■ Challenge: Lift out all lines below that contain "บรองมาตรฐานต".

Part of a data file
----

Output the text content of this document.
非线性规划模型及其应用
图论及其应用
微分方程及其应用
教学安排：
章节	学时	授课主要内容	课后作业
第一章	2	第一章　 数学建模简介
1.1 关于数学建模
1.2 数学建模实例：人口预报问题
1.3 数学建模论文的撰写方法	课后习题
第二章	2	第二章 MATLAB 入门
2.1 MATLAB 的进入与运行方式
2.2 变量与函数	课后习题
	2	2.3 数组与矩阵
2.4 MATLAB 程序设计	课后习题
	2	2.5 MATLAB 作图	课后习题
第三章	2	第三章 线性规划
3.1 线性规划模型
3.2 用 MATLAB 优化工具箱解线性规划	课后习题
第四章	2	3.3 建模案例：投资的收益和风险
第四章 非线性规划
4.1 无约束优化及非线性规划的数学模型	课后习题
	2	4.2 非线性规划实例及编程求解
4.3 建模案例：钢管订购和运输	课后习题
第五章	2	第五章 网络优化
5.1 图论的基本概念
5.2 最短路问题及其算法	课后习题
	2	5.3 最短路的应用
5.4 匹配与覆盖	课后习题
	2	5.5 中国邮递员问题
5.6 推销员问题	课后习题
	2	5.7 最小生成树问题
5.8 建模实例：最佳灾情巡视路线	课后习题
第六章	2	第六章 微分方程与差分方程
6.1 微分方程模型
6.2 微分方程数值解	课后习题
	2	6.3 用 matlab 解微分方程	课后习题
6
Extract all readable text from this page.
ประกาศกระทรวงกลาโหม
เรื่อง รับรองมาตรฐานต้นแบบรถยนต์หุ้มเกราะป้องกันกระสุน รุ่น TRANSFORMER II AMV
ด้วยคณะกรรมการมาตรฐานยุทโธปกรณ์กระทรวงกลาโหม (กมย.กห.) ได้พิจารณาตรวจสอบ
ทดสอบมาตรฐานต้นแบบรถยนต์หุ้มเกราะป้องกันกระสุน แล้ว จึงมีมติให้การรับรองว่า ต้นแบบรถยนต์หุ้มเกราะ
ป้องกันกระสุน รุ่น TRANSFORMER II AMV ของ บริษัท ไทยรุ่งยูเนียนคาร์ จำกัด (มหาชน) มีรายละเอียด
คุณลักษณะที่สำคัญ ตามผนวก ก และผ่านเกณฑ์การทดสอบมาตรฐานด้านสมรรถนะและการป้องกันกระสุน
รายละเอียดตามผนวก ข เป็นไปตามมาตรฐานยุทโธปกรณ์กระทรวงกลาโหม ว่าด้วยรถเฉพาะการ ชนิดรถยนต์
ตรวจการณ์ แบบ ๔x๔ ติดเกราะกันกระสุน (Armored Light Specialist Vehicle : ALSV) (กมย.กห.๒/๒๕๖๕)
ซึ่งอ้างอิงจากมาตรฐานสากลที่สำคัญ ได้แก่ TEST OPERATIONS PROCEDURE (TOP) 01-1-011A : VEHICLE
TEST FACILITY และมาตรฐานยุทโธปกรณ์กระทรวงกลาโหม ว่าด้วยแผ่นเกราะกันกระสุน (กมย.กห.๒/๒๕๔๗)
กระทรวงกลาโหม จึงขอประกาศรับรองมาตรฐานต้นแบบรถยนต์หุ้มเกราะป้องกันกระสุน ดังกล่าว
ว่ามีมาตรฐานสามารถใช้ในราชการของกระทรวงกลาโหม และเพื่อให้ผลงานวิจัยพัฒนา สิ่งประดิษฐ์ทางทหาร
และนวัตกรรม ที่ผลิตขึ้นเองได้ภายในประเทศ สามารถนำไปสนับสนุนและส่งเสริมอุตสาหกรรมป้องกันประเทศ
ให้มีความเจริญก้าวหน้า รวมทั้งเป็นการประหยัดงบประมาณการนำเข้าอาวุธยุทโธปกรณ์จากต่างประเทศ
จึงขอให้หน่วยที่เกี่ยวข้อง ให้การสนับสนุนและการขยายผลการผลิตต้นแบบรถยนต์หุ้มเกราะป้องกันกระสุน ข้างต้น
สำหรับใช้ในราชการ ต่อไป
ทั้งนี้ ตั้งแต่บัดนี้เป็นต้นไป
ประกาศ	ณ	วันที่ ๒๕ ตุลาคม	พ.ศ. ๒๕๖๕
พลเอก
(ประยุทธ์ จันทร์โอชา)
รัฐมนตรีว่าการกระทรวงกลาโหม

----

■ Written solution:
เรื่อง รับรองมาตรฐานต้นแบบรถยนต์หุ้มเกราะป้องกันกระสุน รุ่น TRANSFORMER II AMV
กระทรวงกลาโหม จึงขอประกาศรับรองมาตรฐานต้นแบบรถยนต์หุ้มเกราะป้องกันกระสุน ดังกล่าว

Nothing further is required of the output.